--- begin MATERIAL SUPPLIED ---

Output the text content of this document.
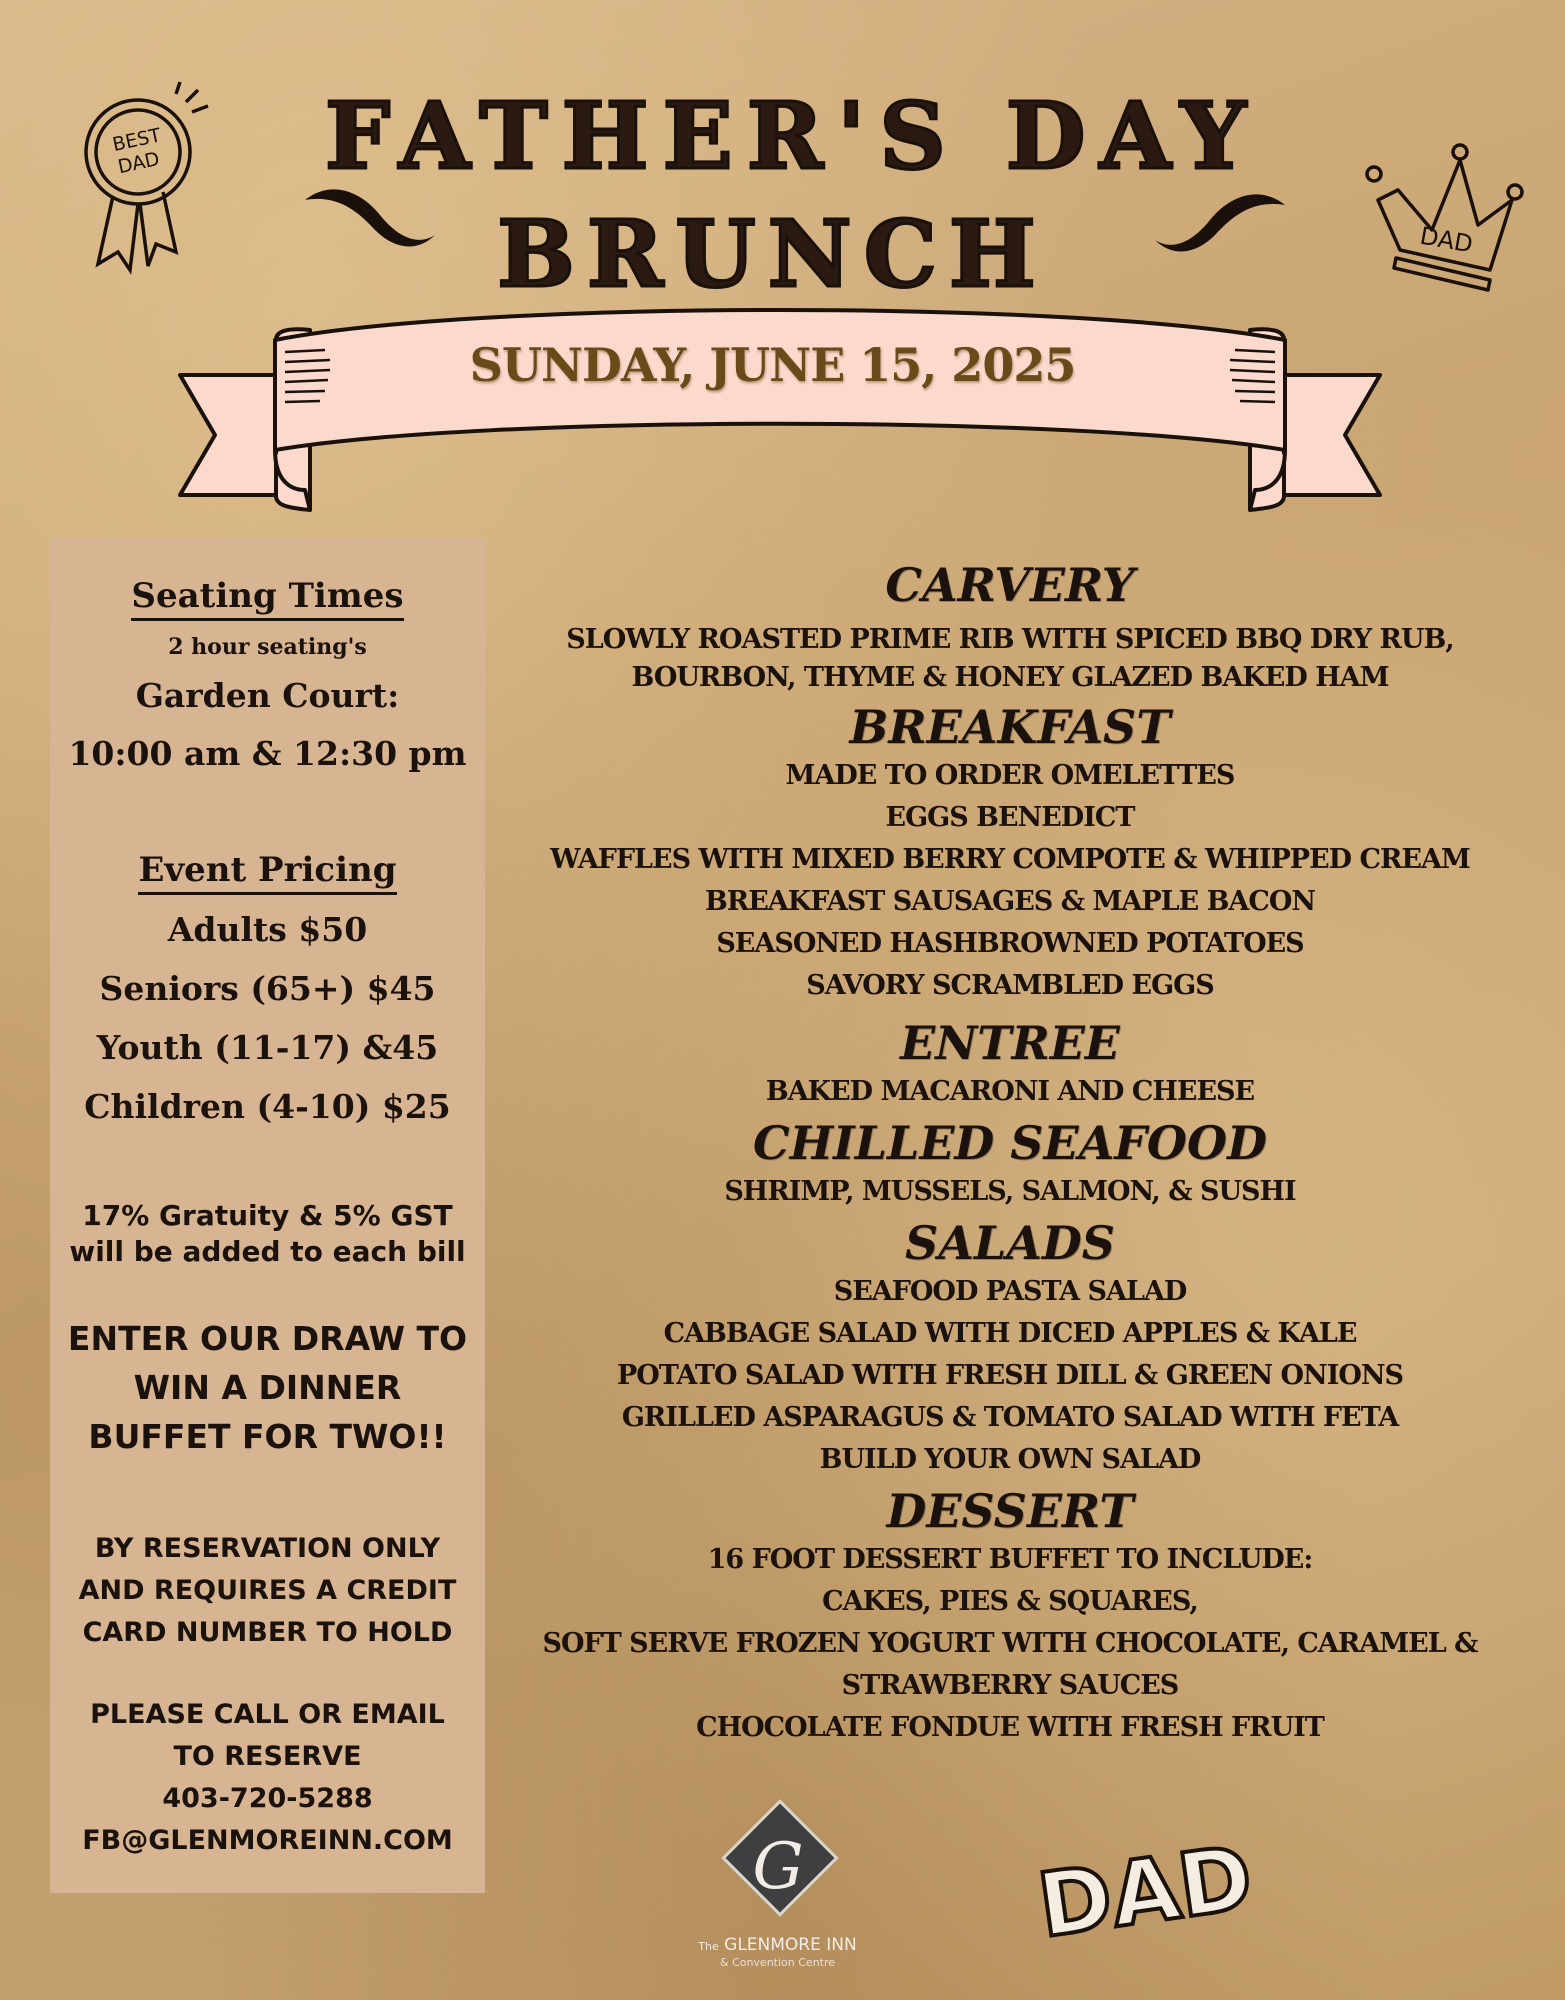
BEST
DAD
DAD
FATHER'S DAY
BRUNCH
SUNDAY, JUNE 15, 2025
Seating Times
2 hour seating's
Garden Court:
10:00 am & 12:30 pm
Event Pricing
Adults $50
Seniors (65+) $45
Youth (11-17) &45
Children (4-10) $25
17% Gratuity & 5% GST
will be added to each bill
ENTER OUR DRAW TO
WIN A DINNER
BUFFET FOR TWO!!
BY RESERVATION ONLY
AND REQUIRES A CREDIT
CARD NUMBER TO HOLD
PLEASE CALL OR EMAIL
TO RESERVE
403-720-5288
FB@GLENMOREINN.COM
CARVERY
SLOWLY ROASTED PRIME RIB WITH SPICED BBQ DRY RUB,
BOURBON, THYME & HONEY GLAZED BAKED HAM
BREAKFAST
MADE TO ORDER OMELETTES
EGGS BENEDICT
WAFFLES WITH MIXED BERRY COMPOTE & WHIPPED CREAM
BREAKFAST SAUSAGES & MAPLE BACON
SEASONED HASHBROWNED POTATOES
SAVORY SCRAMBLED EGGS
ENTREE
BAKED MACARONI AND CHEESE
CHILLED SEAFOOD
SHRIMP, MUSSELS, SALMON, & SUSHI
SALADS
SEAFOOD PASTA SALAD
CABBAGE SALAD WITH DICED APPLES & KALE
POTATO SALAD WITH FRESH DILL & GREEN ONIONS
GRILLED ASPARAGUS & TOMATO SALAD WITH FETA
BUILD YOUR OWN SALAD
DESSERT
16 FOOT DESSERT BUFFET TO INCLUDE:
CAKES, PIES & SQUARES,
SOFT SERVE FROZEN YOGURT WITH CHOCOLATE, CARAMEL &
STRAWBERRY SAUCES
CHOCOLATE FONDUE WITH FRESH FRUIT
G
The GLENMORE INN
& Convention Centre
DAD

--- end MATERIAL SUPPLIED ---

- _PROBLEM DESCRIPTION_:
Give the number of lines in the material above that have the word "BAKED" in them, and nothing more.

- _RESPONSE FOR THIS EXERCISE_:
2